TASK OBJECTIVE ->
Express each line of the material, from its first line through the line containing "appetizers-header: APPETIZERS /", as one string in a JSON list, leaving out blank lines.

======== DATA LISTING ========

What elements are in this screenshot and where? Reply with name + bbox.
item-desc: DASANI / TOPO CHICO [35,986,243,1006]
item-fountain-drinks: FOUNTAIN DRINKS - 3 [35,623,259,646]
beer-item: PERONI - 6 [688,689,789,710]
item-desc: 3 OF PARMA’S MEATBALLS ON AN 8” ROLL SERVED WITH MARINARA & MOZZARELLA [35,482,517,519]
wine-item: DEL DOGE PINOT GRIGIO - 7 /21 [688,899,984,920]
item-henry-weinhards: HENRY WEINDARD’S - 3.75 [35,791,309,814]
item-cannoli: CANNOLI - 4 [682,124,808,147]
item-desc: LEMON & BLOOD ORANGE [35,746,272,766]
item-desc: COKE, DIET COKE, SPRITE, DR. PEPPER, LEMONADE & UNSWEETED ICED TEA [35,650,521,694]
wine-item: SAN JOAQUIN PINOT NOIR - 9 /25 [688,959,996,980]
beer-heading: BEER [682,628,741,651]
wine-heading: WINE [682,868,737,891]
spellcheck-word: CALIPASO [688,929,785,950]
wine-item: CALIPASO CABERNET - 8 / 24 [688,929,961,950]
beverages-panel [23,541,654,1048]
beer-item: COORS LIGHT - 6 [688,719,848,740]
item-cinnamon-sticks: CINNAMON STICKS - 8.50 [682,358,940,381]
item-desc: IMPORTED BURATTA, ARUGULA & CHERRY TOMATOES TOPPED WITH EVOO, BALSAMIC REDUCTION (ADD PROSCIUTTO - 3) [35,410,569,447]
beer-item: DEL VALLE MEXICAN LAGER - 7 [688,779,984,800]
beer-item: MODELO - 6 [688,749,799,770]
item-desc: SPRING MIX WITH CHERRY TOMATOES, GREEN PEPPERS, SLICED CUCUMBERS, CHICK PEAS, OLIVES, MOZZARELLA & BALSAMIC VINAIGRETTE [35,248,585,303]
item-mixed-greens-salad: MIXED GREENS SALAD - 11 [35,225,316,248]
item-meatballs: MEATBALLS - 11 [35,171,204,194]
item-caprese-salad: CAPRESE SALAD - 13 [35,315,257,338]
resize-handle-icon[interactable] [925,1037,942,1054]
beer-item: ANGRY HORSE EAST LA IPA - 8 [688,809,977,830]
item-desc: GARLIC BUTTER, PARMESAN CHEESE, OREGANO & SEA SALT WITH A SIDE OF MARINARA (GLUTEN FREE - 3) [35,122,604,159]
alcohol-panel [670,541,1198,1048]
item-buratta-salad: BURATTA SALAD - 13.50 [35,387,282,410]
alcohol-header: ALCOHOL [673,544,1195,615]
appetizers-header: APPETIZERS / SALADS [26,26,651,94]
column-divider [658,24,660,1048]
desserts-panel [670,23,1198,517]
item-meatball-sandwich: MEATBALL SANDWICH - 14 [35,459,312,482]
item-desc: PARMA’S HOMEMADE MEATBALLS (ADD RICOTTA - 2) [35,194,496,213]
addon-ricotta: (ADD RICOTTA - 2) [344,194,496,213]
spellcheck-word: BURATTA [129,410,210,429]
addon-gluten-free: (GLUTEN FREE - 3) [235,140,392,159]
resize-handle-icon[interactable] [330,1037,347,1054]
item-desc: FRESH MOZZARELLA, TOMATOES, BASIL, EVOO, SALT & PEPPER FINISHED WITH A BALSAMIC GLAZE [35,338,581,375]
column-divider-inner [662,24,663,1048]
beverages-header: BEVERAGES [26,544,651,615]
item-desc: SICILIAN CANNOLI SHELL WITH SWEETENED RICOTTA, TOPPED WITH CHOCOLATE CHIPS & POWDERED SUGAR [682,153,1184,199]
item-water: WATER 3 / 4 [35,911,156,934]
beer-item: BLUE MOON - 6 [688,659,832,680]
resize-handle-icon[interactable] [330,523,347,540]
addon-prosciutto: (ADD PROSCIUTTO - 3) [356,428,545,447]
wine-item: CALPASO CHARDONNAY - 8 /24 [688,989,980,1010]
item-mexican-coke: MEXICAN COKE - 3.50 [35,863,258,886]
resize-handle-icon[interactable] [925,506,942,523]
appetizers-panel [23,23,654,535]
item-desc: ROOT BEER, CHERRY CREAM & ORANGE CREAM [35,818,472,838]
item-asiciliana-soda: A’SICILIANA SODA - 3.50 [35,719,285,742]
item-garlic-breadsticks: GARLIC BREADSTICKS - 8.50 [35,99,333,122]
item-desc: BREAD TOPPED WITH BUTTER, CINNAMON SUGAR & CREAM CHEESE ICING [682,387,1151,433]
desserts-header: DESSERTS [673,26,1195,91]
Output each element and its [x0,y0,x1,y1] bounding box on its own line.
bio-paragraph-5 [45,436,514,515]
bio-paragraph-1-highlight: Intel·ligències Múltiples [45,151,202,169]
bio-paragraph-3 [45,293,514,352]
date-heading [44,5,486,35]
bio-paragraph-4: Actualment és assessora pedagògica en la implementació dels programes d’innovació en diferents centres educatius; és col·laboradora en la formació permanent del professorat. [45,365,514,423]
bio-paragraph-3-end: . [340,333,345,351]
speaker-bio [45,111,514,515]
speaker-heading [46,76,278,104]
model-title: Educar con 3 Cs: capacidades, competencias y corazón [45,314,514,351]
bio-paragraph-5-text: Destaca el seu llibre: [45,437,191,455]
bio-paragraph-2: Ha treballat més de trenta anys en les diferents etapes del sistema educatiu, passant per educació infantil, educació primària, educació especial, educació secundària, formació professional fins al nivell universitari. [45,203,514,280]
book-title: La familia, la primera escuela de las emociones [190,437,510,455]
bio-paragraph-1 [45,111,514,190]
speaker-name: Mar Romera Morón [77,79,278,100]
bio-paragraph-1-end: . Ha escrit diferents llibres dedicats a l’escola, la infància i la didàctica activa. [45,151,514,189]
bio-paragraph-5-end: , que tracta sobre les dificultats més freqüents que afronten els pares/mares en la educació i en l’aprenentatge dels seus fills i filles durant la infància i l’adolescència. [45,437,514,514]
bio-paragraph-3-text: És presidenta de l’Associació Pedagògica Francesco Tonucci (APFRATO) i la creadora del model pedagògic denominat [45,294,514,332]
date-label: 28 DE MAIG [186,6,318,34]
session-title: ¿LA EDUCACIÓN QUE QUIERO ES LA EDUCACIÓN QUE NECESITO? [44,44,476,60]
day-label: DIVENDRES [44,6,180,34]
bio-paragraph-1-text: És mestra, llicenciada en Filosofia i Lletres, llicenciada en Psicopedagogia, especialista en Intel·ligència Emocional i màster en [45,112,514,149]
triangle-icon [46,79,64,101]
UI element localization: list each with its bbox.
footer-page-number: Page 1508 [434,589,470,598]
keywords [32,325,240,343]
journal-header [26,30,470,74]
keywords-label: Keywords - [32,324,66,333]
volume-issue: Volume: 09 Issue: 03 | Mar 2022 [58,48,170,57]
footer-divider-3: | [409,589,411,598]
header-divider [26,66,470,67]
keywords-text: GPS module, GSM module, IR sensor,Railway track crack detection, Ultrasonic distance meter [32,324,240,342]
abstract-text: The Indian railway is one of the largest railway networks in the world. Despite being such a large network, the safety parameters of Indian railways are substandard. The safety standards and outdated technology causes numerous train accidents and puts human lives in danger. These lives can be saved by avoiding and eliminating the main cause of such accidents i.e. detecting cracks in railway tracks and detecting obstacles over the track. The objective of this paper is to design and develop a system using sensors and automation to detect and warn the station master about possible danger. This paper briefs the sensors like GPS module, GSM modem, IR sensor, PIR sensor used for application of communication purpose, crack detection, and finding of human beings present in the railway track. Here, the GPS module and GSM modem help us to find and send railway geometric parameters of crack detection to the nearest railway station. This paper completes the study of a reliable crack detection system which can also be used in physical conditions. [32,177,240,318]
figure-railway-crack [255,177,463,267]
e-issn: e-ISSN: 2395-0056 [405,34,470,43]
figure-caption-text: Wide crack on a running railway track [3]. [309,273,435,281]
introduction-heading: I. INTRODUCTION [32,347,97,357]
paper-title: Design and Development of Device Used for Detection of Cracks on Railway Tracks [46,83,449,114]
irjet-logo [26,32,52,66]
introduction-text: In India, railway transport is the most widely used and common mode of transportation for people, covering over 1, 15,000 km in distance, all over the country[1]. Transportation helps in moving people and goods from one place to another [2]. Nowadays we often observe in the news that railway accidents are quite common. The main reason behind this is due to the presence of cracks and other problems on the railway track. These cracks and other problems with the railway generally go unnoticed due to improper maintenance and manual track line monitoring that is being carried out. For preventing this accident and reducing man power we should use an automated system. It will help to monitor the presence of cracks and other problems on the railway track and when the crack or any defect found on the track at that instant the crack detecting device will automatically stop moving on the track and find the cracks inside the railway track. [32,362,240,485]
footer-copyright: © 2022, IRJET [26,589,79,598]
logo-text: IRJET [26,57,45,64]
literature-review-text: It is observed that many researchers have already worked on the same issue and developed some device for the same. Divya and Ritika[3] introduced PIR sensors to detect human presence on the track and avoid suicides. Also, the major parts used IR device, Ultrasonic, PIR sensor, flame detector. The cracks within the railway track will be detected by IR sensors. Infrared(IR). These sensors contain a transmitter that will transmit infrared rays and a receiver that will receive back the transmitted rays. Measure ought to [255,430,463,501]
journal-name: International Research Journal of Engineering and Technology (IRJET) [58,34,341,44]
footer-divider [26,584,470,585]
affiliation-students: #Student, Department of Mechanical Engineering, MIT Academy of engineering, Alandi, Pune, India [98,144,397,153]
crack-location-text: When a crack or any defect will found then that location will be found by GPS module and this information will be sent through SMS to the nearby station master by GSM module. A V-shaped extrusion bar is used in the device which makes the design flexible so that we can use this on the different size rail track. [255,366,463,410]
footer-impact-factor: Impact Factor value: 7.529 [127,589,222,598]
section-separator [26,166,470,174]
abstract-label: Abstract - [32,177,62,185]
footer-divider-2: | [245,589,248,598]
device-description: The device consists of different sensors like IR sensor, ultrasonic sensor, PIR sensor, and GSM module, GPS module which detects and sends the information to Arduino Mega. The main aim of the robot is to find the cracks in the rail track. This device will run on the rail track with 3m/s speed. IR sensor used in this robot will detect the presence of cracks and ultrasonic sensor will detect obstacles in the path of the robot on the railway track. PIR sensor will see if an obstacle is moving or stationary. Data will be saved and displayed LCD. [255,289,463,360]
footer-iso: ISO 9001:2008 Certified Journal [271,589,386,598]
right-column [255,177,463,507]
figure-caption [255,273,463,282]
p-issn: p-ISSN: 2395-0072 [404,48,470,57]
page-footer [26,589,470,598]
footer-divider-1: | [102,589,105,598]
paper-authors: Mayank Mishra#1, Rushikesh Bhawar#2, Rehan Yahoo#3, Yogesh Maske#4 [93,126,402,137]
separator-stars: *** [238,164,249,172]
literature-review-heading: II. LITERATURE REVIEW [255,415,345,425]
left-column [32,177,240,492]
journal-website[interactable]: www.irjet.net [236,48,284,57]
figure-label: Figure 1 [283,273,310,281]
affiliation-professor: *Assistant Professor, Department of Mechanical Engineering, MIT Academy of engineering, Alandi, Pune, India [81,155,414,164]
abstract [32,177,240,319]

========

CORRECT RESULT ->
[
  "What elements are in this screenshot and where? Reply with name + bbox.",
  "item-desc: DASANI / TOPO CHICO [35,986,243,1006]",
  "item-fountain-drinks: FOUNTAIN DRINKS - 3 [35,623,259,646]",
  "beer-item: PERONI - 6 [688,689,789,710]",
  "item-desc: 3 OF PARMA’S MEATBALLS ON AN 8” ROLL SERVED WITH MARINARA & MOZZARELLA [35,482,517,519]",
  "wine-item: DEL DOGE PINOT GRIGIO - 7 /21 [688,899,984,920]",
  "item-henry-weinhards: HENRY WEINDARD’S - 3.75 [35,791,309,814]",
  "item-cannoli: CANNOLI - 4 [682,124,808,147]",
  "item-desc: LEMON & BLOOD ORANGE [35,746,272,766]",
  "item-desc: COKE, DIET COKE, SPRITE, DR. PEPPER, LEMONADE & UNSWEETED ICED TEA [35,650,521,694]",
  "wine-item: SAN JOAQUIN PINOT NOIR - 9 /25 [688,959,996,980]",
  "beer-heading: BEER [682,628,741,651]",
  "wine-heading: WINE [682,868,737,891]",
  "spellcheck-word: CALIPASO [688,929,785,950]",
  "wine-item: CALIPASO CABERNET - 8 / 24 [688,929,961,950]",
  "beverages-panel [23,541,654,1048]",
  "beer-item: COORS LIGHT - 6 [688,719,848,740]",
  "item-cinnamon-sticks: CINNAMON STICKS - 8.50 [682,358,940,381]",
  "item-desc: IMPORTED BURATTA, ARUGULA & CHERRY TOMATOES TOPPED WITH EVOO, BALSAMIC REDUCTION (ADD PROSCIUTTO - 3) [35,410,569,447]",
  "beer-item: DEL VALLE MEXICAN LAGER - 7 [688,779,984,800]",
  "beer-item: MODELO - 6 [688,749,799,770]",
  "item-desc: SPRING MIX WITH CHERRY TOMATOES, GREEN PEPPERS, SLICED CUCUMBERS, CHICK PEAS, OLIVES, MOZZARELLA & BALSAMIC VINAIGRETTE [35,248,585,303]",
  "item-mixed-greens-salad: MIXED GREENS SALAD - 11 [35,225,316,248]",
  "item-meatballs: MEATBALLS - 11 [35,171,204,194]",
  "item-caprese-salad: CAPRESE SALAD - 13 [35,315,257,338]",
  "resize-handle-icon[interactable] [925,1037,942,1054]",
  "beer-item: ANGRY HORSE EAST LA IPA - 8 [688,809,977,830]",
  "item-desc: GARLIC BUTTER, PARMESAN CHEESE, OREGANO & SEA SALT WITH A SIDE OF MARINARA (GLUTEN FREE - 3) [35,122,604,159]",
  "alcohol-panel [670,541,1198,1048]",
  "item-buratta-salad: BURATTA SALAD - 13.50 [35,387,282,410]",
  "alcohol-header: ALCOHOL [673,544,1195,615]",
  "appetizers-header: APPETIZERS / SALADS [26,26,651,94]"
]